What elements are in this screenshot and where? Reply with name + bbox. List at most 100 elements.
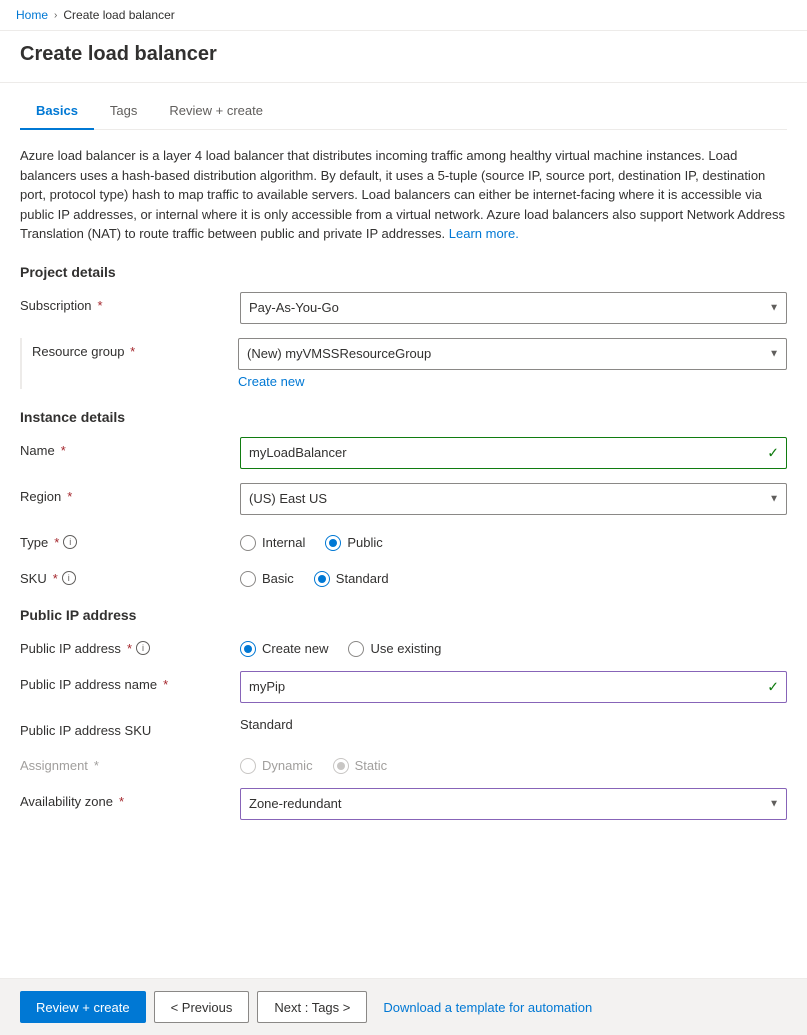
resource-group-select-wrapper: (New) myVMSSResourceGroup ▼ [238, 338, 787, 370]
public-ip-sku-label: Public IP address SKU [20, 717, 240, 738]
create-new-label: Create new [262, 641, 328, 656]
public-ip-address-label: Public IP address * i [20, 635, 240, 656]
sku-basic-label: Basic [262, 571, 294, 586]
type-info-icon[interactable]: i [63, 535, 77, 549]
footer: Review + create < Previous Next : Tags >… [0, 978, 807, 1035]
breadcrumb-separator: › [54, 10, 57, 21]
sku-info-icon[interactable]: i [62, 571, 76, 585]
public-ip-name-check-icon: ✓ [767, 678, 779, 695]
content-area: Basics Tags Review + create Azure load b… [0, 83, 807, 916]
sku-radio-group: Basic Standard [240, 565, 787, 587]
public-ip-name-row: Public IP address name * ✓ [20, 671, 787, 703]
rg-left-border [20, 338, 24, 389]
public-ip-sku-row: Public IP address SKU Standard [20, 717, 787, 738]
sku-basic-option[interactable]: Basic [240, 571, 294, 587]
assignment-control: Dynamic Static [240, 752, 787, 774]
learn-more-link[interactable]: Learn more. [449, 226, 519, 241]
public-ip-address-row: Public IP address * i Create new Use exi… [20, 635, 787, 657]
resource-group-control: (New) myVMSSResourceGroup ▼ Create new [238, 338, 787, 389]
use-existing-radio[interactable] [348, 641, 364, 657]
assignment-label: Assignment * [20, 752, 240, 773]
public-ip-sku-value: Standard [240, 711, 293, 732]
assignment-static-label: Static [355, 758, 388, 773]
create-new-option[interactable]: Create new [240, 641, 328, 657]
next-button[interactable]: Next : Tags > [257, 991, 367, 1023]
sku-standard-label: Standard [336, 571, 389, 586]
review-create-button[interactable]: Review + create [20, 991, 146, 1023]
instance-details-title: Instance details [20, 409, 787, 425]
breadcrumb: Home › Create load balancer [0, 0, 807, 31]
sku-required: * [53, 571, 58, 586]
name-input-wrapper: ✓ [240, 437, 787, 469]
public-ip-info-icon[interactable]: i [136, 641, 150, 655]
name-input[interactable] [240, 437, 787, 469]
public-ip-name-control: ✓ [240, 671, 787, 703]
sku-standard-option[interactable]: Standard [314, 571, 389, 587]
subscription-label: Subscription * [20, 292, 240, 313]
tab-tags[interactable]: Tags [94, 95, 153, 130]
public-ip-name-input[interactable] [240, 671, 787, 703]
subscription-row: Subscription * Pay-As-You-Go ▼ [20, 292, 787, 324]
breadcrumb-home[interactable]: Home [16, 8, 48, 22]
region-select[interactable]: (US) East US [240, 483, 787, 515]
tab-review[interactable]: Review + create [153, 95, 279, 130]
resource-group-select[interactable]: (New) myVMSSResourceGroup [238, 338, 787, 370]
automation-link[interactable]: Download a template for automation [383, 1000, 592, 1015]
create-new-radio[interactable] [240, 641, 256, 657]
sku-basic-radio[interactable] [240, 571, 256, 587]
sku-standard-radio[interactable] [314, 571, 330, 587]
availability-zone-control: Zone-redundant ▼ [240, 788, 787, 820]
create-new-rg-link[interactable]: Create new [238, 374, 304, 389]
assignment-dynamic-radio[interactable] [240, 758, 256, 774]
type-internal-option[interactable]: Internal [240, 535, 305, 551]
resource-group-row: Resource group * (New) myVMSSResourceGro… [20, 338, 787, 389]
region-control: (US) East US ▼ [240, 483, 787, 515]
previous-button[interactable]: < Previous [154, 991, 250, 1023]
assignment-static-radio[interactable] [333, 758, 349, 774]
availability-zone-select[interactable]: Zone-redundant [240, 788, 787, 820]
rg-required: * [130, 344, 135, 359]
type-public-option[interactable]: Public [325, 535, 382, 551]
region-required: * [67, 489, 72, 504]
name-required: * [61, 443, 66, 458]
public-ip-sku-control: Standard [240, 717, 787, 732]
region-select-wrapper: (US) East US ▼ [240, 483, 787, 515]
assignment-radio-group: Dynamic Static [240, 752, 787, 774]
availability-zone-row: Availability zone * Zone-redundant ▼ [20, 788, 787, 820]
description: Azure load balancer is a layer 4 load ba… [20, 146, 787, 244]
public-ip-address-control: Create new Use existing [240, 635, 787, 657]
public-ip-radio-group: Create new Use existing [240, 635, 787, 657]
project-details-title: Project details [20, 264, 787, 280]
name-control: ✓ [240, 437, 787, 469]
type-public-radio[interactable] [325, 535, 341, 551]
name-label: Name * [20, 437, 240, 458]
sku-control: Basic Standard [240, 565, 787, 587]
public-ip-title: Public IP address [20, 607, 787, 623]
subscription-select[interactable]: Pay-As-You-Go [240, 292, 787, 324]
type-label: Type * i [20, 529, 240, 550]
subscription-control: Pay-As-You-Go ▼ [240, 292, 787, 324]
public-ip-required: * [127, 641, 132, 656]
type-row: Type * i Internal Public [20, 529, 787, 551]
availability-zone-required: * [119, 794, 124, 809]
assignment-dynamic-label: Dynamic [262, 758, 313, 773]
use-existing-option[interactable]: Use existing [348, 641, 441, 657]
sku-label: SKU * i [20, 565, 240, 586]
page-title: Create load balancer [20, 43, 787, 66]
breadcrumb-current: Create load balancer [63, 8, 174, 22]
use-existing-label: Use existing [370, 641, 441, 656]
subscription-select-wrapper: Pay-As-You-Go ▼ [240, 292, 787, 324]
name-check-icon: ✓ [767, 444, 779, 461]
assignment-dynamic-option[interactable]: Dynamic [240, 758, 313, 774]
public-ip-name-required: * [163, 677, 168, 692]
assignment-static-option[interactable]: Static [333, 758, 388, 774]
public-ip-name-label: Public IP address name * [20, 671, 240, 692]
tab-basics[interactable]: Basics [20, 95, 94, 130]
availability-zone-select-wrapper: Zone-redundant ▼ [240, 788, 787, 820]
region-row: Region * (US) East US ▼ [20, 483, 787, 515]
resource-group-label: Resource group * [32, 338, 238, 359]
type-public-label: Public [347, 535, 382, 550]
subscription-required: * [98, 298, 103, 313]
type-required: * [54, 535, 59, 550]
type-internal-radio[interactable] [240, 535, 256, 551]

▸ What you need to do: Copy every row above word for word, leaving out the pictures.

▸ Solved exercise:
What elements are in this screenshot and where? Reply with name + bbox. List at most 100 elements.
resource-group-select-wrapper: (New) myVMSSResourceGroup ▼ [238, 338, 787, 370]
public-ip-sku-label: Public IP address SKU [20, 717, 240, 738]
create-new-label: Create new [262, 641, 328, 656]
public-ip-address-label: Public IP address * i [20, 635, 240, 656]
sku-basic-label: Basic [262, 571, 294, 586]
type-info-icon[interactable]: i [63, 535, 77, 549]
footer: Review + create < Previous Next : Tags >… [0, 978, 807, 1035]
breadcrumb-separator: › [54, 10, 57, 21]
sku-info-icon[interactable]: i [62, 571, 76, 585]
public-ip-name-check-icon: ✓ [767, 678, 779, 695]
content-area: Basics Tags Review + create Azure load b… [0, 83, 807, 916]
sku-radio-group: Basic Standard [240, 565, 787, 587]
public-ip-name-row: Public IP address name * ✓ [20, 671, 787, 703]
rg-left-border [20, 338, 24, 389]
public-ip-sku-row: Public IP address SKU Standard [20, 717, 787, 738]
sku-basic-option[interactable]: Basic [240, 571, 294, 587]
assignment-control: Dynamic Static [240, 752, 787, 774]
learn-more-link[interactable]: Learn more. [449, 226, 519, 241]
public-ip-address-row: Public IP address * i Create new Use exi… [20, 635, 787, 657]
resource-group-control: (New) myVMSSResourceGroup ▼ Create new [238, 338, 787, 389]
use-existing-radio[interactable] [348, 641, 364, 657]
assignment-label: Assignment * [20, 752, 240, 773]
public-ip-sku-value: Standard [240, 711, 293, 732]
assignment-static-label: Static [355, 758, 388, 773]
create-new-option[interactable]: Create new [240, 641, 328, 657]
next-button[interactable]: Next : Tags > [257, 991, 367, 1023]
sku-standard-label: Standard [336, 571, 389, 586]
review-create-button[interactable]: Review + create [20, 991, 146, 1023]
instance-details-title: Instance details [20, 409, 787, 425]
breadcrumb: Home › Create load balancer [0, 0, 807, 31]
sku-required: * [53, 571, 58, 586]
name-input-wrapper: ✓ [240, 437, 787, 469]
public-ip-info-icon[interactable]: i [136, 641, 150, 655]
name-input[interactable] [240, 437, 787, 469]
public-ip-name-control: ✓ [240, 671, 787, 703]
sku-standard-option[interactable]: Standard [314, 571, 389, 587]
subscription-label: Subscription * [20, 292, 240, 313]
tab-tags[interactable]: Tags [94, 95, 153, 130]
public-ip-name-input[interactable] [240, 671, 787, 703]
subscription-row: Subscription * Pay-As-You-Go ▼ [20, 292, 787, 324]
breadcrumb-home[interactable]: Home [16, 8, 48, 22]
region-select[interactable]: (US) East US [240, 483, 787, 515]
tab-review[interactable]: Review + create [153, 95, 279, 130]
resource-group-select[interactable]: (New) myVMSSResourceGroup [238, 338, 787, 370]
automation-link[interactable]: Download a template for automation [383, 1000, 592, 1015]
create-new-radio[interactable] [240, 641, 256, 657]
sku-basic-radio[interactable] [240, 571, 256, 587]
sku-standard-radio[interactable] [314, 571, 330, 587]
availability-zone-control: Zone-redundant ▼ [240, 788, 787, 820]
create-new-rg-link[interactable]: Create new [238, 374, 304, 389]
assignment-dynamic-radio[interactable] [240, 758, 256, 774]
type-internal-option[interactable]: Internal [240, 535, 305, 551]
resource-group-row: Resource group * (New) myVMSSResourceGro… [20, 338, 787, 389]
region-control: (US) East US ▼ [240, 483, 787, 515]
previous-button[interactable]: < Previous [154, 991, 250, 1023]
assignment-static-radio[interactable] [333, 758, 349, 774]
availability-zone-select[interactable]: Zone-redundant [240, 788, 787, 820]
rg-required: * [130, 344, 135, 359]
type-public-option[interactable]: Public [325, 535, 382, 551]
region-required: * [67, 489, 72, 504]
name-required: * [61, 443, 66, 458]
public-ip-sku-control: Standard [240, 717, 787, 732]
region-select-wrapper: (US) East US ▼ [240, 483, 787, 515]
assignment-radio-group: Dynamic Static [240, 752, 787, 774]
availability-zone-row: Availability zone * Zone-redundant ▼ [20, 788, 787, 820]
description: Azure load balancer is a layer 4 load ba… [20, 146, 787, 244]
public-ip-address-control: Create new Use existing [240, 635, 787, 657]
public-ip-radio-group: Create new Use existing [240, 635, 787, 657]
project-details-title: Project details [20, 264, 787, 280]
name-control: ✓ [240, 437, 787, 469]
type-public-radio[interactable] [325, 535, 341, 551]
name-label: Name * [20, 437, 240, 458]
sku-control: Basic Standard [240, 565, 787, 587]
public-ip-title: Public IP address [20, 607, 787, 623]
subscription-select[interactable]: Pay-As-You-Go [240, 292, 787, 324]
type-label: Type * i [20, 529, 240, 550]
subscription-control: Pay-As-You-Go ▼ [240, 292, 787, 324]
public-ip-required: * [127, 641, 132, 656]
type-row: Type * i Internal Public [20, 529, 787, 551]
availability-zone-required: * [119, 794, 124, 809]
assignment-dynamic-label: Dynamic [262, 758, 313, 773]
use-existing-option[interactable]: Use existing [348, 641, 441, 657]
sku-label: SKU * i [20, 565, 240, 586]
page-title: Create load balancer [20, 43, 787, 66]
breadcrumb-current: Create load balancer [63, 8, 174, 22]
use-existing-label: Use existing [370, 641, 441, 656]
subscription-select-wrapper: Pay-As-You-Go ▼ [240, 292, 787, 324]
name-check-icon: ✓ [767, 444, 779, 461]
assignment-dynamic-option[interactable]: Dynamic [240, 758, 313, 774]
public-ip-name-required: * [163, 677, 168, 692]
assignment-static-option[interactable]: Static [333, 758, 388, 774]
public-ip-name-label: Public IP address name * [20, 671, 240, 692]
tab-basics[interactable]: Basics [20, 95, 94, 130]
availability-zone-select-wrapper: Zone-redundant ▼ [240, 788, 787, 820]
region-row: Region * (US) East US ▼ [20, 483, 787, 515]
resource-group-label: Resource group * [32, 338, 238, 359]
type-public-label: Public [347, 535, 382, 550]
subscription-required: * [98, 298, 103, 313]
type-required: * [54, 535, 59, 550]
type-internal-radio[interactable] [240, 535, 256, 551]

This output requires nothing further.